**本文抜粋**
意味のよく判らないリボンだの、コンスイートだの。
いちばん見習って欲しいのは、参加者に対するホスピタリティだったんですけどね。
投稿: 安達裕章 | 2005/07/19 21:13
警備員が威圧的な上に言葉遣いがなってないとか、タイムテーブルがないとか、ちゃんと手間ひま掛けたホスピタリティーという面での努力は、薄かった気がします。
リボンなんか、別に今年はワールドコンではないのだから、日本語で表記すればまだ良いように思いますがねぇ。区別しろったって出来る物じゃネェよ。
投稿: 神北恵太 | 2005/07/19 21:41
警備員が威圧的で言葉遣いがナニなのは今に始まったことじゃないしなあ。
毎年警備員には(--メ)凸な感じだが、私だけなのだろーか。
怒られるような事ばかりしたがる私がいけないのかっ。
投稿: 森野人 | 2005/07/19 22:20
今年のゲスト交渉は、本当に大変でした…。
もっとも、私の初動が遅かった、と言うことはあると思います。
投稿: ていとく | 2005/07/19 23:57
SF大会、本当にお疲れ様でした。
と、言う当の私は参加をしておりませんが……(^^;A
運営は色々大変なのだろうとはお察ししますし、特にコレと言ってお役に立つでもない者にコメント出来る権利があるとも思いませんので、どうぞ、今後ともご発展をと……
ただ、ひとつだけ、欲を言わせていただければ、過日、当方に、当日に配られる?パンフレットかなにかに掲載するコメントのご要望を頂きました。
私のような者にも、と光栄に存じましたので、快くお送りし、勿論担当の方からは即座に「受け取りました」とのご丁寧なご返信も頂きました。
しかし、本当に載ったのか、どのようにお役に立ったのか、参加していない身にはわかりようが有りません。(苦笑)
私自身は、それなりに、大会運営のご様子を存じていますからそれでも構いませんが、ごくごく常識的に考えて、コメントなどを依頼し、それに応えてくださった方には、参加が無くとも、そのパンフなりをお送りするのは、社会的礼儀では?と思います。
少なくとも、私ならそうしますし、それが無理であるなら、ドタキャンででもない限り、参加いただける相手(つまり、パンフを渡せる方)にのみ御願いすると思います。
(勿論、中には「何で私にはコメントの声すら掛からない!」と憤慨なさるような、ちょっと大人気ない(笑)方も居られるやもしれませんが……)
それとも、送られているのでしょうか?
もし、そう言うシステムでないのだとしたら、そのあたりの気遣い……というか、ケアについて、是非、次回の課題のひとつに加えられては、と思ったりいたしました。
投稿: かざま | 2005/07/20 02:09
森野人 さま
今回の警備員は、シロウトっぽく、ぎりぎり直前に身体を突っ込んで来て「ちょっと!」とか「おい!」とか言う事が多かったですね。これが、本職が警備員でSF大会で10年以上警備一筋にやって来た武田警備隊長とかだと、少し距離のあるうちにその人の視界にスッと出るように動いて、「すみませ〜ん」みたいな、あまり一気に威圧する事なくコミニュケーション取る術を心得ているような気がします。今年は武田くんは警備をしていないですけどね。

**データ一覧**
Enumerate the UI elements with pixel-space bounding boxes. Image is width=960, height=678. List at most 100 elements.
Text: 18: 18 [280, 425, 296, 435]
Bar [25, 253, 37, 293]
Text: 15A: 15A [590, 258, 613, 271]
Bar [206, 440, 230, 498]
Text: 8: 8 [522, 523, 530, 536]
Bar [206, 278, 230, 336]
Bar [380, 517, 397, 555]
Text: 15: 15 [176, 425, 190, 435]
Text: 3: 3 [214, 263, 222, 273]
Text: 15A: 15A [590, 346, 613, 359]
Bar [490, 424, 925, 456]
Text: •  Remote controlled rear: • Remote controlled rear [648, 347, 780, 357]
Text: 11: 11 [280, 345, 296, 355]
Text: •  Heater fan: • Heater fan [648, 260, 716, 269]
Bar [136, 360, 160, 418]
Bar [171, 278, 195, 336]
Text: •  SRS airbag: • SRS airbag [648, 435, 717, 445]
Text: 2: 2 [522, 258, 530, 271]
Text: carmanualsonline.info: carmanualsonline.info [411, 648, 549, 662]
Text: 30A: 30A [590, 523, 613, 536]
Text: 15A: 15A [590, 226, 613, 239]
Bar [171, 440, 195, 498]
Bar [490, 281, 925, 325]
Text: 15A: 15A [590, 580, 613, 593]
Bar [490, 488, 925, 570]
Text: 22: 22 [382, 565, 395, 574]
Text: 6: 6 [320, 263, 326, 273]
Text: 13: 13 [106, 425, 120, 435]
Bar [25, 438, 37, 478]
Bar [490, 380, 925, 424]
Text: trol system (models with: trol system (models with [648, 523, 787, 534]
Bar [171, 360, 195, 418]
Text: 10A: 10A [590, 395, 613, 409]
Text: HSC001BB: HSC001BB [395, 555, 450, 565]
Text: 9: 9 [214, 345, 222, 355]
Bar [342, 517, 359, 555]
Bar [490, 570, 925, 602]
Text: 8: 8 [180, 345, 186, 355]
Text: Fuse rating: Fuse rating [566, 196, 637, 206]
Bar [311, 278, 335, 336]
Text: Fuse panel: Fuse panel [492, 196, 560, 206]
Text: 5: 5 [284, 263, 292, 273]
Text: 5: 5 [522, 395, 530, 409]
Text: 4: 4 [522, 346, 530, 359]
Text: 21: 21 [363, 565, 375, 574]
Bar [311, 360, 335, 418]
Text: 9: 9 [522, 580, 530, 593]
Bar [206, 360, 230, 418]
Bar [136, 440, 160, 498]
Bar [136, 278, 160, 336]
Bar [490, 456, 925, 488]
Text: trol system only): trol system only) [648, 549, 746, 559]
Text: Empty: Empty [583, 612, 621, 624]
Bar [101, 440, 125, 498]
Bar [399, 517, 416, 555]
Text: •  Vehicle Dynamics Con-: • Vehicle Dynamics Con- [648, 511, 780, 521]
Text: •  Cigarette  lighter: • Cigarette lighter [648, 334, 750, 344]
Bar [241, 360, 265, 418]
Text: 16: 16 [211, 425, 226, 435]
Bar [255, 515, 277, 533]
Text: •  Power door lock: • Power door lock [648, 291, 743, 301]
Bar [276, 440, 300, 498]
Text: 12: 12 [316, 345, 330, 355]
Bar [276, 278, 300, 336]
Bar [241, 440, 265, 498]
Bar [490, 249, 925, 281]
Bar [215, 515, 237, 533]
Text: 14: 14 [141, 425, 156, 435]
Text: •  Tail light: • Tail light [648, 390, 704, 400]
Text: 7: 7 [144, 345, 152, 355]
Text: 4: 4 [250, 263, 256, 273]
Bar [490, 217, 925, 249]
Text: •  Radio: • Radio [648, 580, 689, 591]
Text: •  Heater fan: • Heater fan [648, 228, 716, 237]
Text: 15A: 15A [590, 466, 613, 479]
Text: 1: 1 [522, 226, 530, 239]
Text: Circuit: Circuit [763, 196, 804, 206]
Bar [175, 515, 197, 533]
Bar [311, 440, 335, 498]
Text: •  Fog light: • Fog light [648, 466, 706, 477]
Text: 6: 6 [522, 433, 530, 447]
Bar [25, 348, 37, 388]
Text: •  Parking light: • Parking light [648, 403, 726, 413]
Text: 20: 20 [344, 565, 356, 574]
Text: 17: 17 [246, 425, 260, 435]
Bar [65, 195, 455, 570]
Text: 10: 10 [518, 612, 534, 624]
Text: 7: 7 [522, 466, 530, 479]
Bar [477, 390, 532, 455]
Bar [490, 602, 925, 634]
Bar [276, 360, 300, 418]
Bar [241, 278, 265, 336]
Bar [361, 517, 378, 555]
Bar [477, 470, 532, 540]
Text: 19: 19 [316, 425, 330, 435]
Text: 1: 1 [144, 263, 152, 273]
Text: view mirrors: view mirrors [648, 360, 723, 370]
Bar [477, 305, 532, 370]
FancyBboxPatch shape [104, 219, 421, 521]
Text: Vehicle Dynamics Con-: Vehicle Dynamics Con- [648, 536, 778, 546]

**記述課題**
- 1) SF大会に関するコメントの内容と次の(a)〜(c)が一致するかどうかを「はい」か「いいえ」で答え、判断の根拠となる本文の語句をそのまま引用しなさい。(a)コメントの書き手の中に、SF大会に参加しなかった人がいる。(b)今年は武田警備隊長が警備を担当していた。(c)今年のゲスト交渉は順調で楽だった。
- 2) SF大会に関するコメントのうち、「今回の警備員は、シロウトっぽく」で始まる段落を、主な事実を残して箇条書きにまとめなさい。
- 3) SF大会に関するコメントから、「意味のよく判らないリボンだの、コンスイートだの。」を含む語句で始まり「ったって出来る物じゃネェよ。」で終わる部分を、一字も変えずに書き写しなさい。

**解答は以下**
- 1)
(a)はい。「と、言う当の私は参加をしておりませんが……」
(b)いいえ。「今年は武田くんは警備をしていないですけどね。」
(c)いいえ。「今年のゲスト交渉は、本当に大変でした…。」

- 2)
・今回の警備員は素人っぽく、直前に体を割り込ませて「ちょっと!」「おい!」と声をかけることが多かった。
・本職が警備員で、SF大会で10年以上警備に専念してきた武田警備隊長なら、少し距離があるうちに相手の視界に入り、「すみませ〜ん」のように一気に威圧せずにやりとりする術を心得ているように思われる。
・今年は武田氏は警備をしていない。

- 3)
意味のよく判らないリボンだの、コンスイートだの。
いちばん見習って欲しいのは、参加者に対するホスピタリティだったんですけどね。
投稿: 安達裕章 | 2005/07/19 21:13
警備員が威圧的な上に言葉遣いがなってないとか、タイムテーブルがないとか、ちゃんと手間ひま掛けたホスピタリティーという面での努力は、薄かった気がします。
リボンなんか、別に今年はワールドコンではないのだから、日本語で表記すればまだ良いように思いますがねぇ。区別しろったって出来る物じゃネェよ。